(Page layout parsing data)
***

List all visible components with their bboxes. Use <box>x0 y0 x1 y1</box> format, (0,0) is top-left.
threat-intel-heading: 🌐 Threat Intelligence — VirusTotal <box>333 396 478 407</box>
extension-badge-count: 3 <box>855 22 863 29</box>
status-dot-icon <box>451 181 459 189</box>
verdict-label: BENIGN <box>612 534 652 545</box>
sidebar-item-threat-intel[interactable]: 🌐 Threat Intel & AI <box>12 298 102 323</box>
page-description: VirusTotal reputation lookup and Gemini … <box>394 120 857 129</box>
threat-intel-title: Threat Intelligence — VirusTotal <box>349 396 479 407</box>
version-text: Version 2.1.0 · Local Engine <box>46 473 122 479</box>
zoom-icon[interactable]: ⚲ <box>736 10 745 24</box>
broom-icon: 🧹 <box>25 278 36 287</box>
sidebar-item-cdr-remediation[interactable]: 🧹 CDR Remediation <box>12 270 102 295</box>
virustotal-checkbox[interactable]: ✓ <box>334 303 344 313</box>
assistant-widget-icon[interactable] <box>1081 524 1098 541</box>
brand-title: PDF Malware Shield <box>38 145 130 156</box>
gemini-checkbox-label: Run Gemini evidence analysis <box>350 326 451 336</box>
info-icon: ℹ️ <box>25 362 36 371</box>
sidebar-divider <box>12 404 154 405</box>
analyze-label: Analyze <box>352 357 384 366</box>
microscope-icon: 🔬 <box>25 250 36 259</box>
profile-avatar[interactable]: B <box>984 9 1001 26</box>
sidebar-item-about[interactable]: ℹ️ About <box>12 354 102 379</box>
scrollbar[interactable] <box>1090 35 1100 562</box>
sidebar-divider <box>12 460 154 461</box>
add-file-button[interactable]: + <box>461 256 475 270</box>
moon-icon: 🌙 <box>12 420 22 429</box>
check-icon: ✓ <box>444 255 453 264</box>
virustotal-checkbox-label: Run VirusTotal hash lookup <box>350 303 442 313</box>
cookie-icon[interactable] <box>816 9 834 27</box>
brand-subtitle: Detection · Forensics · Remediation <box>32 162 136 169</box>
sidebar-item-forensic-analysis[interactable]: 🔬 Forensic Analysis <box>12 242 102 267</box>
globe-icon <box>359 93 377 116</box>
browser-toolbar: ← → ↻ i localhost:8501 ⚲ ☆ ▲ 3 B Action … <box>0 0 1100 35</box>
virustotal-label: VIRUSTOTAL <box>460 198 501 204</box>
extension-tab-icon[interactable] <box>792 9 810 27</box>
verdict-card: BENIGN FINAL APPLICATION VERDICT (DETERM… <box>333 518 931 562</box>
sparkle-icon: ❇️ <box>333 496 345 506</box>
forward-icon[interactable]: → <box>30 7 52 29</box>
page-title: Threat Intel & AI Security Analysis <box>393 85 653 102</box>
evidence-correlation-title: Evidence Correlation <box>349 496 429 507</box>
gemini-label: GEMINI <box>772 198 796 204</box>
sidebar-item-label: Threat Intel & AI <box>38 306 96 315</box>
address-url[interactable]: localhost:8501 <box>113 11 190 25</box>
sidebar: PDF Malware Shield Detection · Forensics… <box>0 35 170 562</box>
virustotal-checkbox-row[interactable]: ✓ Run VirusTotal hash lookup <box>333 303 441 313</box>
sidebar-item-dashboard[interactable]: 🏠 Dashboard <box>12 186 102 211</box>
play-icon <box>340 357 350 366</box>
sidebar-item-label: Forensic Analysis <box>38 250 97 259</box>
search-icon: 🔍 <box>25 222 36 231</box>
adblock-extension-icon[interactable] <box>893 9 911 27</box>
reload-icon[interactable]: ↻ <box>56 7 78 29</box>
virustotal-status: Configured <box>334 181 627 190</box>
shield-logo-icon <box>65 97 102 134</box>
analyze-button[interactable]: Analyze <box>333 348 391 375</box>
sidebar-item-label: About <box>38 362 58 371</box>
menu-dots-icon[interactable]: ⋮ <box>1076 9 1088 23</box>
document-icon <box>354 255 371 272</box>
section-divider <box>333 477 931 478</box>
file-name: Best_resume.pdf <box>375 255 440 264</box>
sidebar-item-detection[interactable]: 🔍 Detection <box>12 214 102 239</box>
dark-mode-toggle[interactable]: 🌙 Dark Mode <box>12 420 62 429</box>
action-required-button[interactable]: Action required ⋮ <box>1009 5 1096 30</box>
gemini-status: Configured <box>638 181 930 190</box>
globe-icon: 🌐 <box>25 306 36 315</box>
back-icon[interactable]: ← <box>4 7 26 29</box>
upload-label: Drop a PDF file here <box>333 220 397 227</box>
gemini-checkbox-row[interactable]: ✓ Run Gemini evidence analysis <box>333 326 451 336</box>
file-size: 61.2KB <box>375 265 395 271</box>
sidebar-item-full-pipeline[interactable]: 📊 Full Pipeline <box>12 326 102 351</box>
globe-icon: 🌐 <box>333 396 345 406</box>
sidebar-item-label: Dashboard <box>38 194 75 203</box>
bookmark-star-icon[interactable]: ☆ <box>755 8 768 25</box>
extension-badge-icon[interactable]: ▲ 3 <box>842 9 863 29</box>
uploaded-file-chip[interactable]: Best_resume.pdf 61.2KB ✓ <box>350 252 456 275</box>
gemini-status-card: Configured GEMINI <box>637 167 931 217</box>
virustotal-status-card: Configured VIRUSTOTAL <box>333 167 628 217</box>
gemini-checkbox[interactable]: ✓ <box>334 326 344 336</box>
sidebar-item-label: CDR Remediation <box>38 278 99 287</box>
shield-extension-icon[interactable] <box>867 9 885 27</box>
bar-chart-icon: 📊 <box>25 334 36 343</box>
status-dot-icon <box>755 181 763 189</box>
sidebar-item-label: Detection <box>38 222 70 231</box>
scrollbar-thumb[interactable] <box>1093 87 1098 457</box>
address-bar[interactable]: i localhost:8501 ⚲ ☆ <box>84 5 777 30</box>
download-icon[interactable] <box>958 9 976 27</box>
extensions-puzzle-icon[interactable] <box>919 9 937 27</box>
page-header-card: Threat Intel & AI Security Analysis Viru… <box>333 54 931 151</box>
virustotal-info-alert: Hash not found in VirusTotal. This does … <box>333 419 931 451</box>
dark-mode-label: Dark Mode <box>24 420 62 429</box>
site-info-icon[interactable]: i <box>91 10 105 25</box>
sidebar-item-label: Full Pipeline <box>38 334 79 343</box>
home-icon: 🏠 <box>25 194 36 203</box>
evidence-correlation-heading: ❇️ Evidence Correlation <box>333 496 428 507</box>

***

About this task
In the records above, find each line that mentions the word "Pipeline", and copy it.

Your solution
sidebar-item-full-pipeline[interactable]: 📊 Full Pipeline <box>12 326 102 351</box>
sidebar-item-label: Full Pipeline <box>38 334 79 343</box>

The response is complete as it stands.